### Given exercise
Your task is to copy every line of the records below that contains "Úrad".

-- START OF Entries supplied --

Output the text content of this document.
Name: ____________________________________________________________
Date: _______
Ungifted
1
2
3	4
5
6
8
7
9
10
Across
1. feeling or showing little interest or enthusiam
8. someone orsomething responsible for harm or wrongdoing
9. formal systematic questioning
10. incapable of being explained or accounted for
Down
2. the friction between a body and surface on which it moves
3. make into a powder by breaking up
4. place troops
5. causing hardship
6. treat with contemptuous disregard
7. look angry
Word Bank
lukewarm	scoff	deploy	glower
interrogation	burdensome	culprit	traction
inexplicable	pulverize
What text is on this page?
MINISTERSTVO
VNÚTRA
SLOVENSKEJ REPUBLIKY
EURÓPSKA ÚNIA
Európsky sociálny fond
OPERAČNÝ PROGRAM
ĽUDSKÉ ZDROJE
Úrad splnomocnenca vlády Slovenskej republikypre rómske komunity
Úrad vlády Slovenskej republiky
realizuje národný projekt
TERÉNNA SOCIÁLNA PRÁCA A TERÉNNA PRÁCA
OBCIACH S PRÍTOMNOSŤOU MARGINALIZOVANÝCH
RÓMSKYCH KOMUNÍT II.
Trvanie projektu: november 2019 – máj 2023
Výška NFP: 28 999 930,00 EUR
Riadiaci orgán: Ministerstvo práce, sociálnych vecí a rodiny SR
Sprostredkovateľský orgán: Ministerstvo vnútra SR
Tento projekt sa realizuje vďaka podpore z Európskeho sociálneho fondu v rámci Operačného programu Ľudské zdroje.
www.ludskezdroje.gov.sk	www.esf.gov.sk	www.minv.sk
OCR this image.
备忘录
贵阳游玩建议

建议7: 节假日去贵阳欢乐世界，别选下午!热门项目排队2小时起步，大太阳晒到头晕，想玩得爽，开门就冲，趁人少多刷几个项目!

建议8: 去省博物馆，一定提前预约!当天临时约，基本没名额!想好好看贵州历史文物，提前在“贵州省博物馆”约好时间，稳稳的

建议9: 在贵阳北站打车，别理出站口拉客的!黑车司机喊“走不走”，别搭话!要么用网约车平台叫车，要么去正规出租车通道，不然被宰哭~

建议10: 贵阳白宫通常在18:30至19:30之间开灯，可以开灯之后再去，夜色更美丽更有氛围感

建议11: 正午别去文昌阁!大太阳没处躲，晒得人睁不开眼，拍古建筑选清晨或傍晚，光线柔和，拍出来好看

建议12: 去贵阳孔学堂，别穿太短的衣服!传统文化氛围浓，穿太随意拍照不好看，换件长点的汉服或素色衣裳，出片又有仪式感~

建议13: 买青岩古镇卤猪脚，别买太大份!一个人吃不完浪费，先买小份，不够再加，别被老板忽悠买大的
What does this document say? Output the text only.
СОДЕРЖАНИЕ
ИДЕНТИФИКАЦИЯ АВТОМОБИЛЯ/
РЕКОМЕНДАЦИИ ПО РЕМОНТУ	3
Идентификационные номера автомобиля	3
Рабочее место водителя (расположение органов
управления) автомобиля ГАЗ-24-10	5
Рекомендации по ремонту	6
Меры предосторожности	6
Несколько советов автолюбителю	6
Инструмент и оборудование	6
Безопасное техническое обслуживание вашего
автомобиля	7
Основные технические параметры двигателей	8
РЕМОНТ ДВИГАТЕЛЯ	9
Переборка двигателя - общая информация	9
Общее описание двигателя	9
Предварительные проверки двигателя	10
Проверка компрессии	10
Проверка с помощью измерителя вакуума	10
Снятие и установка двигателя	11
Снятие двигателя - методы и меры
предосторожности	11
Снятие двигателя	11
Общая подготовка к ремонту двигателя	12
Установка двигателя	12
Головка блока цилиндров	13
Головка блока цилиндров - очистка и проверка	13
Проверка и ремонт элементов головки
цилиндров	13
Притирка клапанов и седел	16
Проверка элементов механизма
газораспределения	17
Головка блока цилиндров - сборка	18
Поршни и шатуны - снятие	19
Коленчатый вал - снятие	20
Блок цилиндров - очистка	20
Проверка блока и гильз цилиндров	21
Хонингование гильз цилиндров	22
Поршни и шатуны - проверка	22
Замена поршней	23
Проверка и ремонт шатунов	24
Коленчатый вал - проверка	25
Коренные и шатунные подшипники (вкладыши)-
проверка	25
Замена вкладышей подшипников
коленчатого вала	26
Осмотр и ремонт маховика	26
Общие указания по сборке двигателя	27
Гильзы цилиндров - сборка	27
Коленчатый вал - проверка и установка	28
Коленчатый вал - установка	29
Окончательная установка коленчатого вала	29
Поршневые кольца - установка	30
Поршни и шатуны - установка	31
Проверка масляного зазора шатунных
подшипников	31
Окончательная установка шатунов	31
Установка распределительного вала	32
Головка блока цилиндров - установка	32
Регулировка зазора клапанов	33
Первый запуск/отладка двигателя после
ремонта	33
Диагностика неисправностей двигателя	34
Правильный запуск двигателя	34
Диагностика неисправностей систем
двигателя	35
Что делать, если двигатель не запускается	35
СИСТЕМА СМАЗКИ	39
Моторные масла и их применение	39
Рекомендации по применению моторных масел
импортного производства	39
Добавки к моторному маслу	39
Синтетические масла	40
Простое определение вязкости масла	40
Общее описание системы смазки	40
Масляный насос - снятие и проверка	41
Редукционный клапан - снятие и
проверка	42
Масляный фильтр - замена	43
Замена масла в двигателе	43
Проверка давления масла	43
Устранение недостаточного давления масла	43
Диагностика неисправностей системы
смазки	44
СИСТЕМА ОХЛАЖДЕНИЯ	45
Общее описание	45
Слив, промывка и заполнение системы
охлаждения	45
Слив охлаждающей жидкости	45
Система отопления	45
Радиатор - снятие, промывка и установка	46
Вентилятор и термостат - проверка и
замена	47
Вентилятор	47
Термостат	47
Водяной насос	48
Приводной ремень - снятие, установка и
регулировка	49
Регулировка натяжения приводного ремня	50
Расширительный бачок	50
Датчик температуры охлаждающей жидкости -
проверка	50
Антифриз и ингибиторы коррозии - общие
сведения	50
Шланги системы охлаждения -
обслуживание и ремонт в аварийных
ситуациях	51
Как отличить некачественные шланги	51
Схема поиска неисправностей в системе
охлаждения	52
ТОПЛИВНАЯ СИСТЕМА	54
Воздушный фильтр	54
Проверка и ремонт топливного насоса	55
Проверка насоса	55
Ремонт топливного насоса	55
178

-- END OF Entries supplied --

### Reply to the task
Úrad splnomocnenca vlády Slovenskej republikypre rómske komunity
Úrad vlády Slovenskej republiky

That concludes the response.